— Exercise —
Make an exact copy of the data below, leaving out every picture.

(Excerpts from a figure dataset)
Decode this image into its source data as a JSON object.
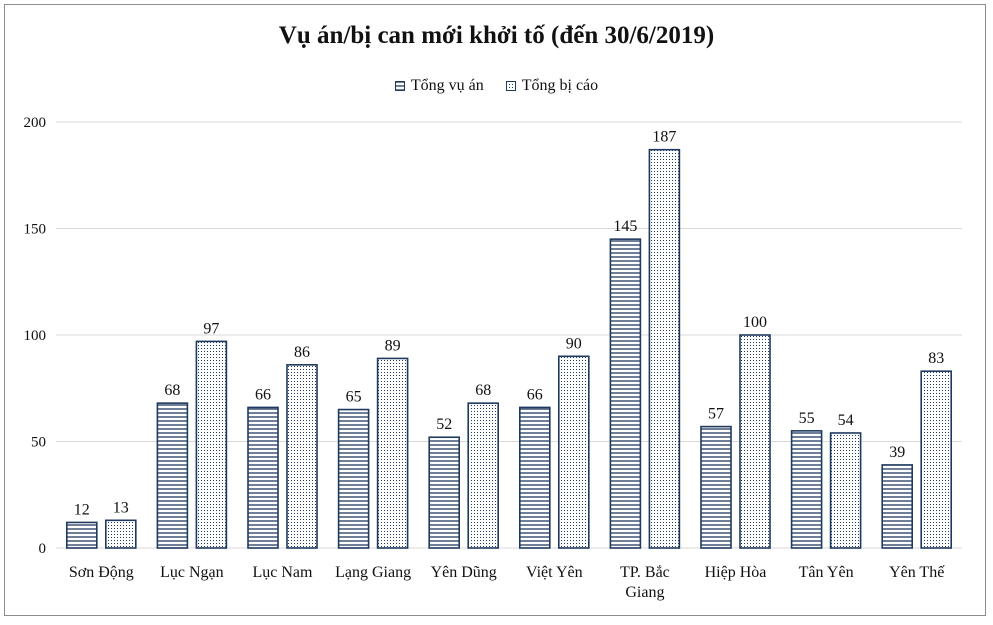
{
  "chart_data": {
    "type": "bar",
    "title": "Vụ án/bị can mới khởi tố (đến 30/6/2019)",
    "xlabel": "",
    "ylabel": "",
    "categories": [
      "Sơn Động",
      "Lục Ngạn",
      "Lục Nam",
      "Lạng Giang",
      "Yên Dũng",
      "Việt Yên",
      "TP. Bắc Giang",
      "Hiệp Hòa",
      "Tân Yên",
      "Yên Thế"
    ],
    "category_lines": [
      [
        "Sơn Động"
      ],
      [
        "Lục Ngạn"
      ],
      [
        "Lục Nam"
      ],
      [
        "Lạng Giang"
      ],
      [
        "Yên Dũng"
      ],
      [
        "Việt Yên"
      ],
      [
        "TP. Bắc",
        "Giang"
      ],
      [
        "Hiệp Hòa"
      ],
      [
        "Tân Yên"
      ],
      [
        "Yên Thế"
      ]
    ],
    "series": [
      {
        "name": "Tổng vụ án",
        "pattern": "horizontal-stripes",
        "values": [
          12,
          68,
          66,
          65,
          52,
          66,
          145,
          57,
          55,
          39
        ]
      },
      {
        "name": "Tổng bị cáo",
        "pattern": "dots",
        "values": [
          13,
          97,
          86,
          89,
          68,
          90,
          187,
          100,
          54,
          83
        ]
      }
    ],
    "ylim": [
      0,
      200
    ],
    "yticks": [
      0,
      50,
      100,
      150,
      200
    ],
    "grid": true,
    "legend_position": "top",
    "data_labels": true,
    "colors": {
      "bar_outline": "#1f3a5f",
      "gridline": "#d9d9d9",
      "text": "#111111"
    }
  }
}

— Task output —
Decode this image into its source data as a JSON object.
{
  "chart_data": {
    "type": "bar",
    "title": "Vụ án/bị can mới khởi tố (đến 30/6/2019)",
    "xlabel": "",
    "ylabel": "",
    "categories": [
      "Sơn Động",
      "Lục Ngạn",
      "Lục Nam",
      "Lạng Giang",
      "Yên Dũng",
      "Việt Yên",
      "TP. Bắc Giang",
      "Hiệp Hòa",
      "Tân Yên",
      "Yên Thế"
    ],
    "category_lines": [
      [
        "Sơn Động"
      ],
      [
        "Lục Ngạn"
      ],
      [
        "Lục Nam"
      ],
      [
        "Lạng Giang"
      ],
      [
        "Yên Dũng"
      ],
      [
        "Việt Yên"
      ],
      [
        "TP. Bắc",
        "Giang"
      ],
      [
        "Hiệp Hòa"
      ],
      [
        "Tân Yên"
      ],
      [
        "Yên Thế"
      ]
    ],
    "series": [
      {
        "name": "Tổng vụ án",
        "pattern": "horizontal-stripes",
        "values": [
          12,
          68,
          66,
          65,
          52,
          66,
          145,
          57,
          55,
          39
        ]
      },
      {
        "name": "Tổng bị cáo",
        "pattern": "dots",
        "values": [
          13,
          97,
          86,
          89,
          68,
          90,
          187,
          100,
          54,
          83
        ]
      }
    ],
    "ylim": [
      0,
      200
    ],
    "yticks": [
      0,
      50,
      100,
      150,
      200
    ],
    "grid": true,
    "legend_position": "top",
    "data_labels": true,
    "colors": {
      "bar_outline": "#1f3a5f",
      "gridline": "#d9d9d9",
      "text": "#111111"
    }
  }
}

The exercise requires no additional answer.